**Exercise aim**
Find how many lines hold the word "starting". Give only the number.

**Collected data entries**
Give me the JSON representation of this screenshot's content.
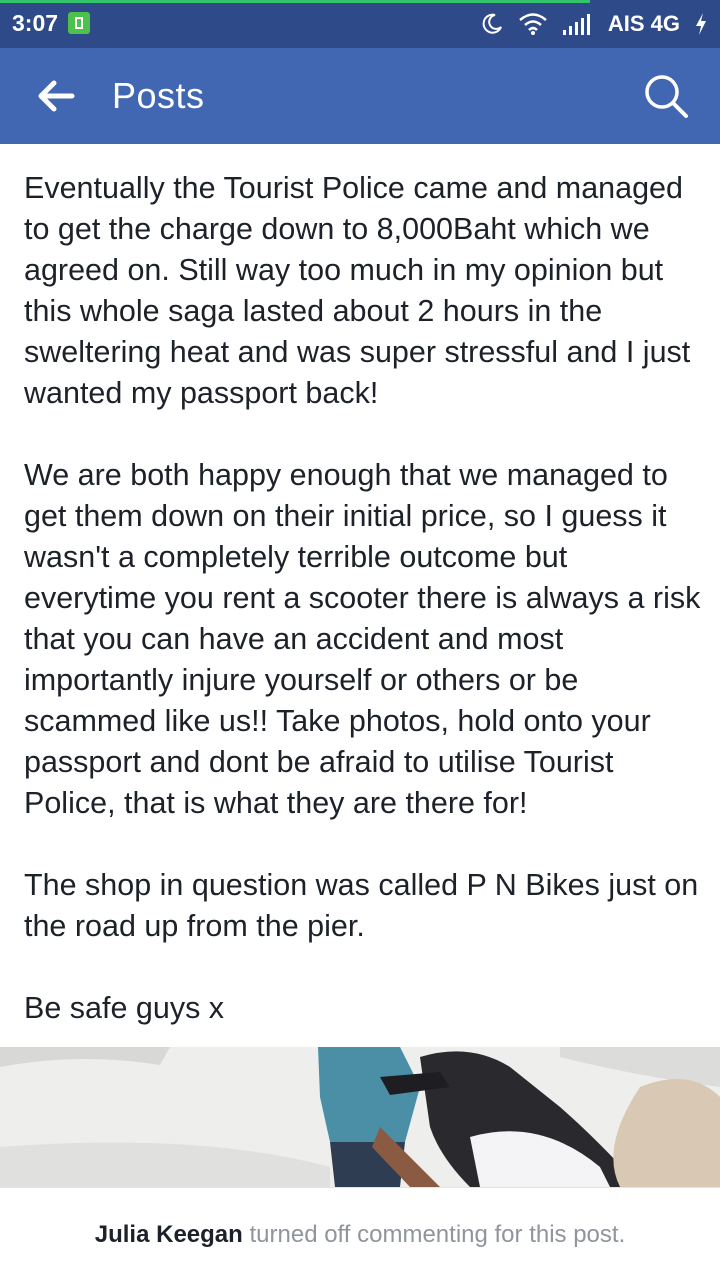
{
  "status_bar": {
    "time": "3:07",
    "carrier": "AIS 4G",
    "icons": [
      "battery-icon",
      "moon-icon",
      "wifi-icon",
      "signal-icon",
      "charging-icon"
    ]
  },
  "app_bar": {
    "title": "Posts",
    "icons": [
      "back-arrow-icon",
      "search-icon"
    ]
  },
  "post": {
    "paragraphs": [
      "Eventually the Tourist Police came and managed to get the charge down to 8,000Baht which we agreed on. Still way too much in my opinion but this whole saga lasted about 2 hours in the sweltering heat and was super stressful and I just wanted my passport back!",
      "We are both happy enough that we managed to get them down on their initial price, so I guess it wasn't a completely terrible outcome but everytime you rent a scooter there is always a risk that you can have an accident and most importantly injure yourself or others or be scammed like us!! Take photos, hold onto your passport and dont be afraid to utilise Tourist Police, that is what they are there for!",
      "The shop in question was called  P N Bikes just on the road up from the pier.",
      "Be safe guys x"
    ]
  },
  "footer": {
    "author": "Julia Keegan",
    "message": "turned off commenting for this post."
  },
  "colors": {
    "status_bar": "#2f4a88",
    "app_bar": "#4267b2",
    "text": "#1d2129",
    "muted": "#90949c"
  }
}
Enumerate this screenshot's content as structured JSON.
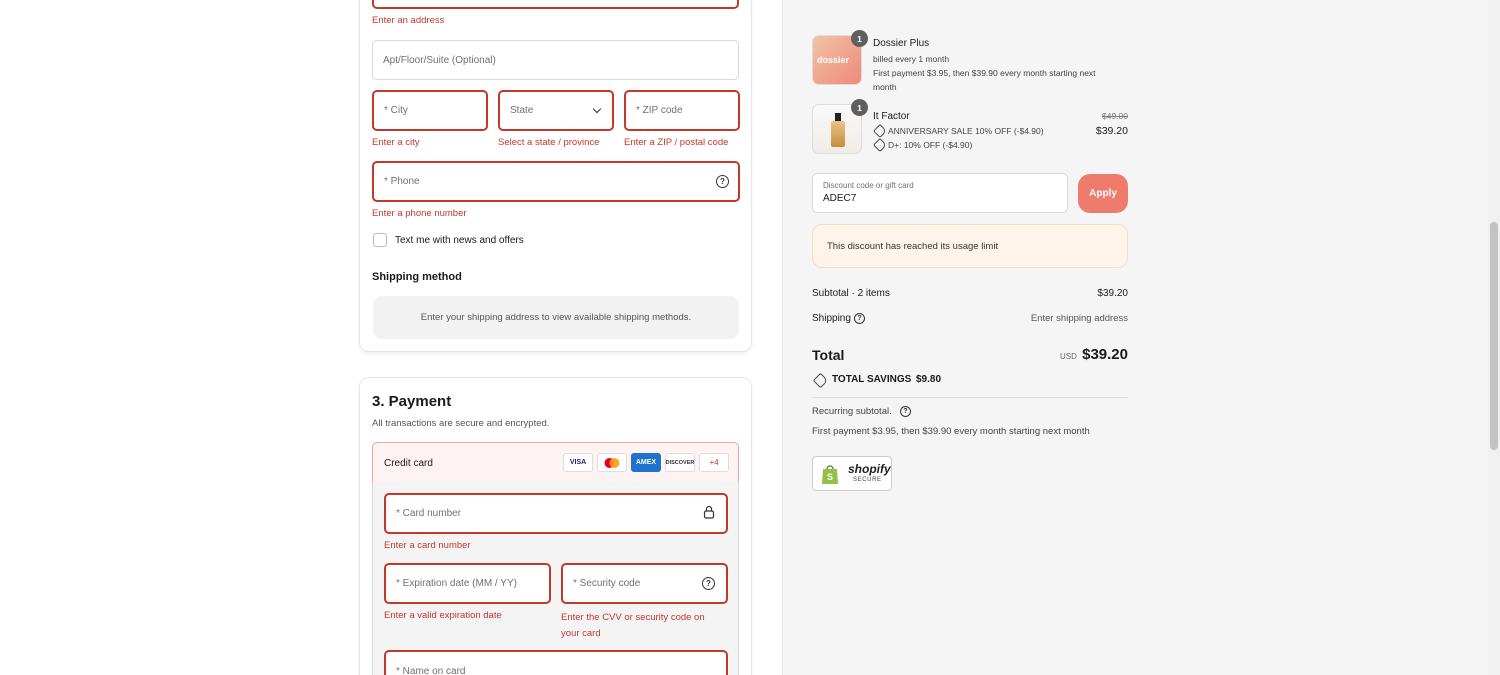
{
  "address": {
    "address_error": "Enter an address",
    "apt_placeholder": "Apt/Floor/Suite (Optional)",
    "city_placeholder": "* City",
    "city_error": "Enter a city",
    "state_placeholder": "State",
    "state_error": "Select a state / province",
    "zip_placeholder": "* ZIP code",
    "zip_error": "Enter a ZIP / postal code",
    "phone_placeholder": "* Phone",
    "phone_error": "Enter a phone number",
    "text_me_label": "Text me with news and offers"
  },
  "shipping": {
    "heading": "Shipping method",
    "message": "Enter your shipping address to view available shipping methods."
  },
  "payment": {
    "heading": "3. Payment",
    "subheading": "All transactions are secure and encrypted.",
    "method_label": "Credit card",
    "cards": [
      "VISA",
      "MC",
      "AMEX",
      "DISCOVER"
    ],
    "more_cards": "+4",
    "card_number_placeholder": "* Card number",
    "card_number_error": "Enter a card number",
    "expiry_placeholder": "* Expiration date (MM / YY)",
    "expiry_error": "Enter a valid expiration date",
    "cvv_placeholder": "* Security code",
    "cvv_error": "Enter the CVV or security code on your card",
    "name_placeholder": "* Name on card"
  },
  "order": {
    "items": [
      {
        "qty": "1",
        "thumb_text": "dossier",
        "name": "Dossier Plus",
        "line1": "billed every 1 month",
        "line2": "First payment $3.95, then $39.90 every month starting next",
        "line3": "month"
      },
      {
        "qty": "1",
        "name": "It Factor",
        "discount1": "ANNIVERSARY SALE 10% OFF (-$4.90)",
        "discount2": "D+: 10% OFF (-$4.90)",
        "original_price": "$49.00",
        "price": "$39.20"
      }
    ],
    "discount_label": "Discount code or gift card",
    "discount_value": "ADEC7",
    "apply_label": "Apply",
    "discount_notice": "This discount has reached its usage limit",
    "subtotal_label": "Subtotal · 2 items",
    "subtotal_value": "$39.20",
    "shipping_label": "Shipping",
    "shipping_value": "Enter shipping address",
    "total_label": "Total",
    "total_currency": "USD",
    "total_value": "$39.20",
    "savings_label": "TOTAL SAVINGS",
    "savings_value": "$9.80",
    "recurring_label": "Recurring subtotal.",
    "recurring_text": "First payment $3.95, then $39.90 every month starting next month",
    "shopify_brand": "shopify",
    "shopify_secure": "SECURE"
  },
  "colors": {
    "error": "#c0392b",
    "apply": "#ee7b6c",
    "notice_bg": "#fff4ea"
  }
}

==

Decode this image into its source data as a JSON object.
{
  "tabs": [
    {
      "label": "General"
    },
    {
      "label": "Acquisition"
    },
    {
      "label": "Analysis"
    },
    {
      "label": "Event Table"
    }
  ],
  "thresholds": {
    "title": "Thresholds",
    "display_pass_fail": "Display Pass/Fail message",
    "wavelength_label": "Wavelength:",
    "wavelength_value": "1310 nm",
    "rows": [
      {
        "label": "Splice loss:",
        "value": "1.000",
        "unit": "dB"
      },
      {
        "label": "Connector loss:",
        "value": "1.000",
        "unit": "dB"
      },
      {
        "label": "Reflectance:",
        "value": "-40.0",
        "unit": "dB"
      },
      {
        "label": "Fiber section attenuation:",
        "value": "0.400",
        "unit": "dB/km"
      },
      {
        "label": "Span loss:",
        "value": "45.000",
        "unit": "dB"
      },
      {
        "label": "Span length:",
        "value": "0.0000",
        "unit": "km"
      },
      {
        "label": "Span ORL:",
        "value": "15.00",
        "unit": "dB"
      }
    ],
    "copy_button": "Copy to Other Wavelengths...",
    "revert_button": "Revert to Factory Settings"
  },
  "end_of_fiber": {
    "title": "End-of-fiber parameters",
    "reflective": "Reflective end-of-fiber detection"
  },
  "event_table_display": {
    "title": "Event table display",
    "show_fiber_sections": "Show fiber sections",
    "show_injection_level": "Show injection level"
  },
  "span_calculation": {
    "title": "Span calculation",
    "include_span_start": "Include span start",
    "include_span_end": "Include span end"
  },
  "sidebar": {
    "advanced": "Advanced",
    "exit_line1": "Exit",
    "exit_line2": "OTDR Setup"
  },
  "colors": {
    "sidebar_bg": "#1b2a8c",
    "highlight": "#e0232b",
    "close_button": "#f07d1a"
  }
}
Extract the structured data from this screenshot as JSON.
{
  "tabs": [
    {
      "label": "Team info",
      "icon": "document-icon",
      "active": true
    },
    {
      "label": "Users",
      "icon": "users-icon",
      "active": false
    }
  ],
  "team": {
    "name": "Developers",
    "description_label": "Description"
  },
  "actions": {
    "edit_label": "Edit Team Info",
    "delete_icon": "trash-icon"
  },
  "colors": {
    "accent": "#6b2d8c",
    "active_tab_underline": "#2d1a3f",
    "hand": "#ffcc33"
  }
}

**Complete answer**
2